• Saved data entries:
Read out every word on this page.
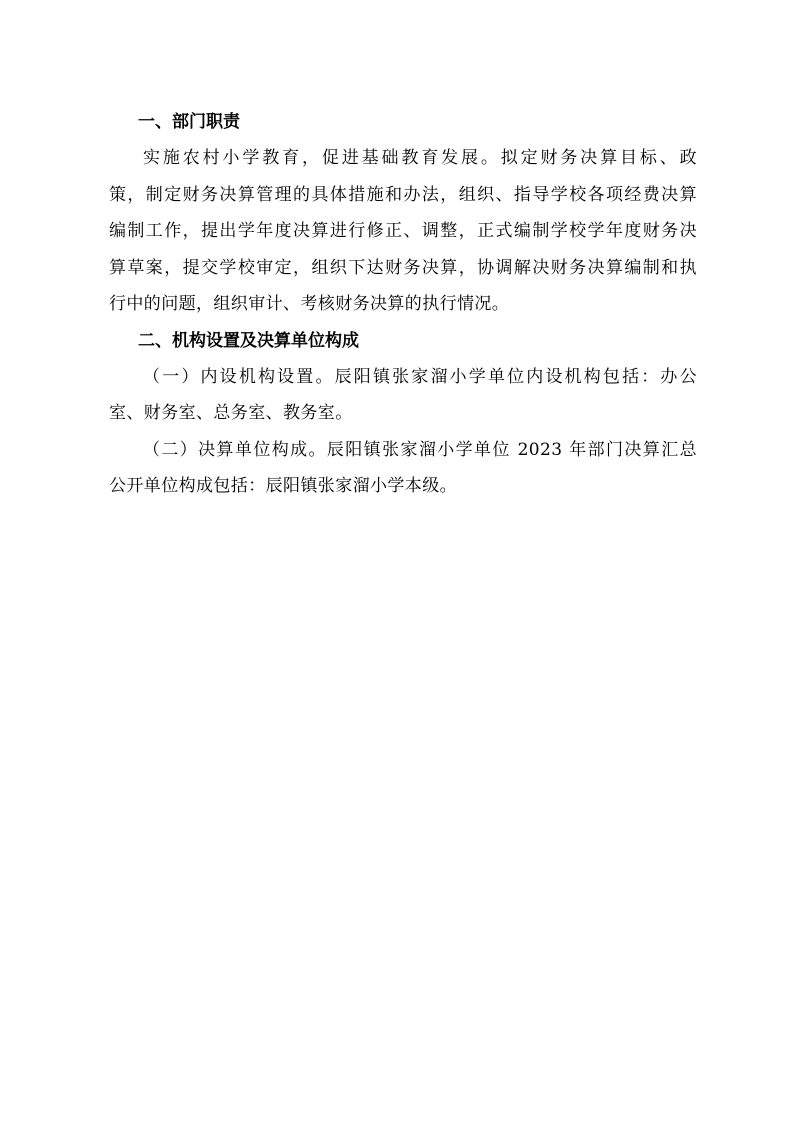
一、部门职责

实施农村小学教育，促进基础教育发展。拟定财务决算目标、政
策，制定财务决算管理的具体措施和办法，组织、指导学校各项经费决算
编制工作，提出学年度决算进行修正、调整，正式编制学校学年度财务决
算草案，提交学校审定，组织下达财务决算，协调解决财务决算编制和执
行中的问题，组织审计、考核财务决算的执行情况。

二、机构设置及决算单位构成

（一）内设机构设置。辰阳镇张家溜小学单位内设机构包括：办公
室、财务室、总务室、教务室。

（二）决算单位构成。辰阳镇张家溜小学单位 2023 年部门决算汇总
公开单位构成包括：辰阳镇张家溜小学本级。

...

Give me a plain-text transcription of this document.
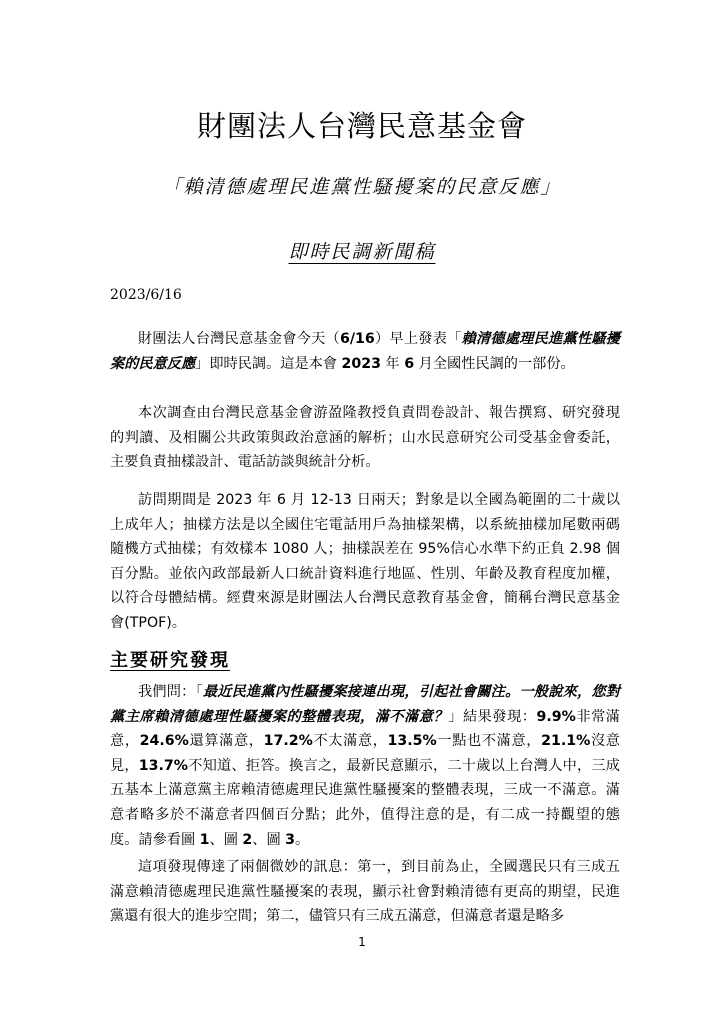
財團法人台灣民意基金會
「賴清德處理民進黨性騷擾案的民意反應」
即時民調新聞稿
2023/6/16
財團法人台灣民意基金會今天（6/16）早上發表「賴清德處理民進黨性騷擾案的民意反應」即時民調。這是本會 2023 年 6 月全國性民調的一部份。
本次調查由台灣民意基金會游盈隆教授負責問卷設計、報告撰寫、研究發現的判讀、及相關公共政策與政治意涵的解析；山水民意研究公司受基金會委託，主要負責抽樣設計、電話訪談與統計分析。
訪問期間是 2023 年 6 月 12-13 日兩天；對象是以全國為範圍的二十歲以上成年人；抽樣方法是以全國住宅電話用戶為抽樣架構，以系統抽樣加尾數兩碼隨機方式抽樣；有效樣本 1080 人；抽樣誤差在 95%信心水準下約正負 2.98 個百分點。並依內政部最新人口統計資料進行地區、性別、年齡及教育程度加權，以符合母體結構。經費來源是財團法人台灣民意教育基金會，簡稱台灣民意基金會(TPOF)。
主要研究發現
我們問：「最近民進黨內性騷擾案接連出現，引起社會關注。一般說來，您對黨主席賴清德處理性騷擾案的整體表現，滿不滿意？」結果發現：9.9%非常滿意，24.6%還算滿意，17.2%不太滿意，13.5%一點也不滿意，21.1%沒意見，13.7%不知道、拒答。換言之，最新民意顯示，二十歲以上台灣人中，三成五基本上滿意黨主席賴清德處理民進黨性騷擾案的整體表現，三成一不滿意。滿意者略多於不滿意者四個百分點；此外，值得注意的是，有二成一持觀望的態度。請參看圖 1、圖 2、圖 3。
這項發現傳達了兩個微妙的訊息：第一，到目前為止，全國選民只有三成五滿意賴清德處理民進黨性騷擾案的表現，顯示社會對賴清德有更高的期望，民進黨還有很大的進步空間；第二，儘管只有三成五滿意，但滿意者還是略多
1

• AIM OF THE EXERCISE:
Find and copy each line above that includes the string "賴清德處理民進黨性騷擾案的民意反應".

• RESPONSE:
「賴清德處理民進黨性騷擾案的民意反應」
財團法人台灣民意基金會今天（6/16）早上發表「賴清德處理民進黨性騷擾案的民意反應」即時民調。這是本會 2023 年 6 月全國性民調的一部份。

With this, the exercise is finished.